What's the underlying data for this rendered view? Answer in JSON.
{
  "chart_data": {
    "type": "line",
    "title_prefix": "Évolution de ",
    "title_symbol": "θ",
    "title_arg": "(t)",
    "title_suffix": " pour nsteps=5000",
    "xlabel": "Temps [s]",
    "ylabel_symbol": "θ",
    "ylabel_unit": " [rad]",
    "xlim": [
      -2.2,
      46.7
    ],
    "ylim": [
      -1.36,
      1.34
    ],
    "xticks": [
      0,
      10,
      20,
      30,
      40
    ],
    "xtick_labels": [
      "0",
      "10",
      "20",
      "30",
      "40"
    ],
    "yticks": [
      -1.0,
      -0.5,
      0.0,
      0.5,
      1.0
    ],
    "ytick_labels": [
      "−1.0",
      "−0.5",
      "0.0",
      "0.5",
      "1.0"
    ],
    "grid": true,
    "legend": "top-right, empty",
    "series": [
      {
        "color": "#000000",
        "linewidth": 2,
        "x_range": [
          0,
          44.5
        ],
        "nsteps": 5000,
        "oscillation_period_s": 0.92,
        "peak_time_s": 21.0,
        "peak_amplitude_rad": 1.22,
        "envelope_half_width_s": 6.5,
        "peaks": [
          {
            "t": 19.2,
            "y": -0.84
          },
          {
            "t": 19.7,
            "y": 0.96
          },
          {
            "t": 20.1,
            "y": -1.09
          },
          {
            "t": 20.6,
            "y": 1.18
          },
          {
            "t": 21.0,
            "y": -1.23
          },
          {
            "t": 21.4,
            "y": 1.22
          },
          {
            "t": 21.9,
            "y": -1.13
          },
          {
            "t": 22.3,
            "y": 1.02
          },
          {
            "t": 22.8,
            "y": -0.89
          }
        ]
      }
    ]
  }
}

- **Goal**: Repeat the entries shown above, every one, word for word.

- **Result of this task**:
What's the underlying data for this rendered view? Answer in JSON.
{
  "chart_data": {
    "type": "line",
    "title_prefix": "Évolution de ",
    "title_symbol": "θ",
    "title_arg": "(t)",
    "title_suffix": " pour nsteps=5000",
    "xlabel": "Temps [s]",
    "ylabel_symbol": "θ",
    "ylabel_unit": " [rad]",
    "xlim": [
      -2.2,
      46.7
    ],
    "ylim": [
      -1.36,
      1.34
    ],
    "xticks": [
      0,
      10,
      20,
      30,
      40
    ],
    "xtick_labels": [
      "0",
      "10",
      "20",
      "30",
      "40"
    ],
    "yticks": [
      -1.0,
      -0.5,
      0.0,
      0.5,
      1.0
    ],
    "ytick_labels": [
      "−1.0",
      "−0.5",
      "0.0",
      "0.5",
      "1.0"
    ],
    "grid": true,
    "legend": "top-right, empty",
    "series": [
      {
        "color": "#000000",
        "linewidth": 2,
        "x_range": [
          0,
          44.5
        ],
        "nsteps": 5000,
        "oscillation_period_s": 0.92,
        "peak_time_s": 21.0,
        "peak_amplitude_rad": 1.22,
        "envelope_half_width_s": 6.5,
        "peaks": [
          {
            "t": 19.2,
            "y": -0.84
          },
          {
            "t": 19.7,
            "y": 0.96
          },
          {
            "t": 20.1,
            "y": -1.09
          },
          {
            "t": 20.6,
            "y": 1.18
          },
          {
            "t": 21.0,
            "y": -1.23
          },
          {
            "t": 21.4,
            "y": 1.22
          },
          {
            "t": 21.9,
            "y": -1.13
          },
          {
            "t": 22.3,
            "y": 1.02
          },
          {
            "t": 22.8,
            "y": -0.89
          }
        ]
      }
    ]
  }
}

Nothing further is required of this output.